Jobs>
(a) Decide whether each statement agrees with the hockey article: (i) the Senators beat the Canadiens in overtime; (ii) Muckler watched the game from ice level; (iii) Muckler coached the Edmonton Oilers. Answer yes or no for each, and quote the article's deciding words.
(b) Continue the hockey article about the Senators' overtime win over the Canadiens from its last sentence.

Extract>
By most accounts, the Ottawa Senators’ frantic 4-3 overtime victory against the visiting Montreal Canadiens on Oct. 27 was nothing short of riveting.

The game possessed the essential elements of hockey drama: skating, scoring, hitting, plus a marvelous overtime goal by Jason Spezza.

Atop the Corel Centre, Senators general manager John Muckler stood in amazement, his eyes misting as he scanned the crowd below. A grandfatherly figure who was part of five Stanley Cup championships coaching the Edmonton Oilers, Muckler couldn’t remember the last time he attended a game where the crowd gave both teams a standing ovation.

"It was a fabulous game," Muckler said. "It was one of the best games I have seen in a long, long time. The goalkeeping was good. Lots of scoring opportunities. Good passing. Shots off the wing. You have not seen that in hockey in the last 10 years.

"In the old NHL, Spezza wouldn’t be able to score that goal. They’d take him into the corner ... and he’d never get to the front of the net. This is so much more entertaining."

Dataset content>
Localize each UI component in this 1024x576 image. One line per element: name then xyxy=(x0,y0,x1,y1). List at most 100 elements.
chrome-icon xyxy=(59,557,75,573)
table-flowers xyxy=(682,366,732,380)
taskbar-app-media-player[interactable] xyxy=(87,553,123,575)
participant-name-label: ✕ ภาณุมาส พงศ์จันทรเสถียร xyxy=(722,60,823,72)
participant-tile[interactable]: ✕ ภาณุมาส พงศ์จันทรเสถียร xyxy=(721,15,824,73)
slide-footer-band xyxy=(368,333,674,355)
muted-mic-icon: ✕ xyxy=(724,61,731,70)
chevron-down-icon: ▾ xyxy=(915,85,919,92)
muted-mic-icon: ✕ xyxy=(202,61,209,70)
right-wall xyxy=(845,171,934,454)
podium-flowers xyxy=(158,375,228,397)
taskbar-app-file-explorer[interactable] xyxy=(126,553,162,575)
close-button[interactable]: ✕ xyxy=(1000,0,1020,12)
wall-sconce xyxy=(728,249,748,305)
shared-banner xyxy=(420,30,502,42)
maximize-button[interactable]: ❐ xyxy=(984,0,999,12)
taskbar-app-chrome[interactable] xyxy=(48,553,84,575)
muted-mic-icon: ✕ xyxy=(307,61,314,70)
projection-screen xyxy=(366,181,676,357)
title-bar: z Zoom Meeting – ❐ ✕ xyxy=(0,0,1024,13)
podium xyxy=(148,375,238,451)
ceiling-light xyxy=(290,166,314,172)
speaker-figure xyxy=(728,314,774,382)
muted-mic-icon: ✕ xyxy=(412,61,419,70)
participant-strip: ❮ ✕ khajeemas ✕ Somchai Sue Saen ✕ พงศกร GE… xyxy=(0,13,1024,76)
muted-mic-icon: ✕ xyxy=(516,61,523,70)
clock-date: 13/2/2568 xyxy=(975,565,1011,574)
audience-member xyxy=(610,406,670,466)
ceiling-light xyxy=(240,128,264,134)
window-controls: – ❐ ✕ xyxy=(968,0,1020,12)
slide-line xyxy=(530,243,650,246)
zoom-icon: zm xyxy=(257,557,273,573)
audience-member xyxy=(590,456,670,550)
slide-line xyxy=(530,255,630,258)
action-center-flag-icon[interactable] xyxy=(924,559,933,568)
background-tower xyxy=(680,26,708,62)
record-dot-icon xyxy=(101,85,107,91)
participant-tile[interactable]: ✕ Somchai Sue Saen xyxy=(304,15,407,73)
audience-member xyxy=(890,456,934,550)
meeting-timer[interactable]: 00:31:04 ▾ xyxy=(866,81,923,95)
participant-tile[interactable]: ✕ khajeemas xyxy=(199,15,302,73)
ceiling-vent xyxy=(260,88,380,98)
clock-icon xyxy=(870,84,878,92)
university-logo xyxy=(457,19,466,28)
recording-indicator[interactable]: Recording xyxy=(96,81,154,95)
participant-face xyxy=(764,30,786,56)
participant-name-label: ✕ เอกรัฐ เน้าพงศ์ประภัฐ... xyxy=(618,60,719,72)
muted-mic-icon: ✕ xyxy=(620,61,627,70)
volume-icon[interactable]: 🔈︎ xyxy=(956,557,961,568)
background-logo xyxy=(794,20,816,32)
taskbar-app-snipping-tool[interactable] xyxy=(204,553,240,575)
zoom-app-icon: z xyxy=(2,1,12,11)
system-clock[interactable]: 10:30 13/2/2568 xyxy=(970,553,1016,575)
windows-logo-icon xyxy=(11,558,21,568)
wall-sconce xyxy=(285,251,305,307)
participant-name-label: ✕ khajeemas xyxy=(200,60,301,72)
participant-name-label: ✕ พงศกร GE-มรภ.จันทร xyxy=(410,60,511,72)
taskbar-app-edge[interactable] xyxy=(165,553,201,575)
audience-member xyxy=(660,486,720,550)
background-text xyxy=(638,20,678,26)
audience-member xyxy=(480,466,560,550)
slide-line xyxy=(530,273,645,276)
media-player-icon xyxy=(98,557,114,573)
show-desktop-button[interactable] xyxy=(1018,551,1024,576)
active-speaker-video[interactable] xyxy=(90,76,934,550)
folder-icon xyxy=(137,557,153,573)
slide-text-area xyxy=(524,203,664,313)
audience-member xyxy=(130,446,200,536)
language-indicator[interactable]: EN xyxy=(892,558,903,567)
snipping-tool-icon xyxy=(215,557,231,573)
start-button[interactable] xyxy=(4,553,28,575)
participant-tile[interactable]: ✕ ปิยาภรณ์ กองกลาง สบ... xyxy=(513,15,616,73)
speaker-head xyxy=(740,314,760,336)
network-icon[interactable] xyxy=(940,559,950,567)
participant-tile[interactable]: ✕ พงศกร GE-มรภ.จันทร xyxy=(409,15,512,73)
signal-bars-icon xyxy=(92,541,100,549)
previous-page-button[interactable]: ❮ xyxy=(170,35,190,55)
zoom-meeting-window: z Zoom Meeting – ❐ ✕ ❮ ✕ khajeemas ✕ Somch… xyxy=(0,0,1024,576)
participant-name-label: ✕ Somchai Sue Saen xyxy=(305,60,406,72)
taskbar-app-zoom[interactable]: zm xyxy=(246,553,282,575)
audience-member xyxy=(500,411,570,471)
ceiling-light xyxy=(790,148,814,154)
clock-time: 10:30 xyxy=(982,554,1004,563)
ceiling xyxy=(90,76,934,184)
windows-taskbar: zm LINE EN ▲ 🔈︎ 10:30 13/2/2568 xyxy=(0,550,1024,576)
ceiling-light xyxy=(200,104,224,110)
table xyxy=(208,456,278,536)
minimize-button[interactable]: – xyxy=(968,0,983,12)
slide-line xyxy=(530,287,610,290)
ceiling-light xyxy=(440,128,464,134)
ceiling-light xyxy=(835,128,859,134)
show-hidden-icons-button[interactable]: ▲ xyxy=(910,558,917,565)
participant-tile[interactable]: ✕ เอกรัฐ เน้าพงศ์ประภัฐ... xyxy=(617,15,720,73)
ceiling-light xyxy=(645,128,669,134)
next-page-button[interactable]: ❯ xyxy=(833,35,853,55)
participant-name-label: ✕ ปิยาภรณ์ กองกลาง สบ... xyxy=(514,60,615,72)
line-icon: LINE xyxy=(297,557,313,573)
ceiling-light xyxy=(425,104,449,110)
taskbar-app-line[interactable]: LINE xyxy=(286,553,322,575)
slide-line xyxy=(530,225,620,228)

Per-task answers>
(a)
(i) Yes: "frantic 4-3 overtime victory against the visiting Montreal Canadiens"
(ii) No: "Atop the Corel Centre"
(iii) Yes: "part of five Stanley Cup championships coaching the Edmonton Oilers"

(b)
Welcome to the "new" NHL – which turned one month old during the weekend.

Love it or hate it – and some purists loathe commissioner Gary Bettman’s new version – hockey is back with a vengeance.

Scoring is up 27 percent, with an average of 6.4 goals per game, compared with five in the pre-lockout season of 2003-04. The first month of the season has seen shooting-gallery games almost nightly.

At the league office, everyone is smiling.

"We have a very fast, exciting, and higher-scoring product, and the fans are telling us overwhelmingly that they love what they are seeing," deputy commissioner Bill Daly said.

But, along with the scoring surge has come a dramatic – and not fully anticipated – change in the way games are decided.

Coaches, including Philadelphia Flyers’ Ken Hitchcock, complain that far more minor penalties are being called to prevent players from impeding the offense. With teams constantly on power plays or shorthanded, the new emphasis is on special teams.

Hitchcock said no one anticipated so many penalties.

"The special-teams game now in the NHL has the potential, on every night, to have a bigger bite in the game," he said. "This is uncommon. It’s never happened before in the NHL."

In fact, a significant portion of the rise in scoring is because of special-teams play, where the man advantage makes scoring easier. Through 182 games, of the 1,164 goals scored, 435 came on the power play. Sixty-five games were decided by a power-play goal.

Five-on-five play, Toronto coach Pat Quinn sarcastically noted recently, has gone the way of "the dodo bird." (Quinn was fined $10,000 for that remark.)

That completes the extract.